** Start of Extracted text **

The funny thing is, for a long time when anyone asked me why I joined, I joked and told them it was because I looked nice in blue. While I do look very nice in blue, the reason was much deeper and I don't think I even understood it well enough to verbalize for many years. I was the first member of my family to go to college. I came from an area that was ravaged by the collapsing steel industry. I knew I wanted something more. I wanted to make a difference and to be a part of something bigger than myself.

We all have a reason that we joined. Maybe it was for education, to make a better life for our family or a deep sense of patriotism. I am grateful that each of you stepped forward and raised your hand. Serving your country is an incredible personal sacrifice and I am very proud of you. I read recently that less than 30 percent of our nation's youth are eligible to join the military based on various factors including academics, criminal history, substance abuse and physical health. And less than 3 percent of our population ever volunteer to serve, but you did volunteer and I thank you.

Just as each of us had a reason compelling us to join the military, there will come a time when we will each walk away from our military service. When that time comes, I want you to be able to look back with pride on your service. To know that you had the opportunity to make a difference and you did. That you did so much more than just enough to get by. What advice can I give you to ensure that you will be proud at the end of your service commitment? It is pretty simple: "Go to work, do your job and go home."

First, we need you to go to work. Physically show up and mentally be present. Be engaged in making your unit better. Take ownership of your work center. Get involved. Ask yourself what you can do to improve your flight or squadron every day. If we all do this, imagine what we can accomplish.

Next, you need to do your job. The first part of doing your job is knowing what your job is. Learn every aspect of your core tasks. Be competent and work to become the technical expert. Continuously develop your professional skills. In addition, grow your skills as a leader and as a member of the profession of arms. Remember that all training is good and free training is great!

Finally, go home. Spend time with friends and family. Maintain your physical and spiritual fitness. Take a class, pursue a hobby. Participate in things that bring you joy. Most importantly find ways to refresh and rejuvenate. This helps us cultivate resiliency and ensure we are ready for the next challenge.

Again, I enter this holiday season grateful for your selfless dedication to our great nation. I promise you, that if you remember to "Go to work, do your job and go home," you will one day be able to look back with tremendous pride in all that you have contributed.

** End of Extracted text **
** Start of Supplied data **

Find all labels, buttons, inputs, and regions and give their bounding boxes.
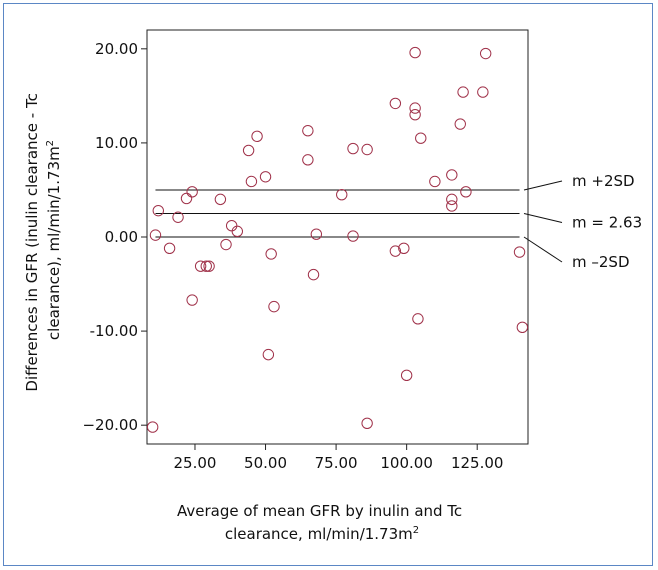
data-point xyxy=(194,260,207,272)
data-point xyxy=(361,417,373,429)
data-points xyxy=(146,46,529,433)
data-point xyxy=(513,246,526,258)
data-point xyxy=(409,102,421,114)
y-tick-label: 0.00 xyxy=(105,228,138,246)
data-point xyxy=(336,188,348,201)
reference-line-label: m +2SD xyxy=(572,172,635,190)
data-point xyxy=(186,294,198,306)
x-tick-label: 100.00 xyxy=(380,454,433,472)
data-point xyxy=(457,86,469,98)
data-point xyxy=(262,348,275,361)
data-point xyxy=(152,204,164,217)
reference-line-label: m = 2.63 xyxy=(572,213,642,231)
data-point xyxy=(268,300,280,313)
y-axis-title-superscript: 2 xyxy=(45,140,56,146)
data-point xyxy=(446,169,458,181)
data-point xyxy=(203,260,215,272)
data-point xyxy=(251,130,263,143)
x-axis-title-line-2: clearance, ml/min/1.73m xyxy=(225,525,413,543)
data-point xyxy=(477,86,489,98)
data-point xyxy=(409,108,421,121)
y-axis-title: Differences in GFR (inulin clearance - T… xyxy=(23,88,63,391)
y-tick-label: -10.00 xyxy=(90,322,138,340)
data-point xyxy=(172,211,184,223)
data-point xyxy=(389,97,402,110)
x-tick-label: 75.00 xyxy=(315,454,358,472)
reference-leader xyxy=(523,180,563,191)
data-point xyxy=(347,142,359,155)
data-point xyxy=(389,245,402,257)
data-point xyxy=(454,118,466,130)
data-point xyxy=(163,242,176,254)
figure-frame xyxy=(3,3,653,566)
data-point xyxy=(231,225,244,238)
data-point xyxy=(429,175,441,188)
data-point xyxy=(149,229,162,241)
y-tick-label: −20.00 xyxy=(82,416,138,434)
reference-line-label: m –2SD xyxy=(572,253,630,271)
x-tick-label: 125.00 xyxy=(451,454,504,472)
data-point xyxy=(446,193,458,206)
data-point xyxy=(409,46,421,59)
data-point xyxy=(412,313,424,325)
data-point xyxy=(361,143,373,156)
data-point xyxy=(516,321,529,334)
x-axis-title-line-1: Average of mean GFR by inulin and Tc xyxy=(177,502,462,520)
x-tick-label: 50.00 xyxy=(244,454,287,472)
data-point xyxy=(347,230,359,242)
reference-lines: m +2SD m = 2.63 m –2SD xyxy=(155,172,642,271)
data-point xyxy=(146,421,159,433)
data-point xyxy=(302,124,314,137)
data-point xyxy=(307,268,320,281)
y-axis-title-line-2: clearance), ml/min/1.73m xyxy=(45,146,63,340)
data-point xyxy=(225,220,238,232)
data-point xyxy=(400,369,413,382)
data-point xyxy=(398,242,410,254)
data-point xyxy=(245,175,258,188)
x-axis: 25.00 50.00 75.00 100.00 125.00 xyxy=(174,444,504,472)
data-point xyxy=(310,228,323,240)
data-point xyxy=(460,186,472,198)
data-point xyxy=(265,248,277,260)
x-axis-title-superscript: 2 xyxy=(413,525,419,536)
data-point xyxy=(200,260,212,272)
data-point xyxy=(180,192,193,205)
data-point xyxy=(220,238,232,251)
data-point xyxy=(415,132,427,144)
data-point xyxy=(259,171,272,183)
x-tick-label: 25.00 xyxy=(174,454,217,472)
y-tick-label: 20.00 xyxy=(95,40,138,58)
data-point xyxy=(446,200,458,212)
data-point xyxy=(479,47,492,60)
y-tick-label: 10.00 xyxy=(95,134,138,152)
x-axis-title: Average of mean GFR by inulin and Tc cle… xyxy=(177,502,467,543)
data-point xyxy=(186,186,198,198)
y-axis: 20.00 10.00 0.00 -10.00 −20.00 xyxy=(82,40,147,434)
reference-leader xyxy=(523,236,563,263)
data-point xyxy=(242,144,255,157)
reference-leader xyxy=(523,212,563,223)
y-axis-title-line-1: Differences in GFR (inulin clearance - T… xyxy=(23,93,41,391)
data-point xyxy=(214,193,227,206)
data-point xyxy=(302,154,314,166)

** End of Supplied data **

• [Task instructions]:
(1) According to the message, what share of the population ever volunteers to serve?
(2) Copy part of the message, swapping "technical expert" for "subject-matter expert": begin at the words "Next, you need" and stop after "training is great!".
The rows are separate material, apart from the message.

• [Exercise answers]:
(1) Less than 3 percent.

(2)
Next, you need to do your job. The first part of doing your job is knowing what your job is. Learn every aspect of your core tasks. Be competent and work to become the subject-matter expert. Continuously develop your professional skills. In addition, grow your skills as a leader and as a member of the profession of arms. Remember that all training is good and free training is great!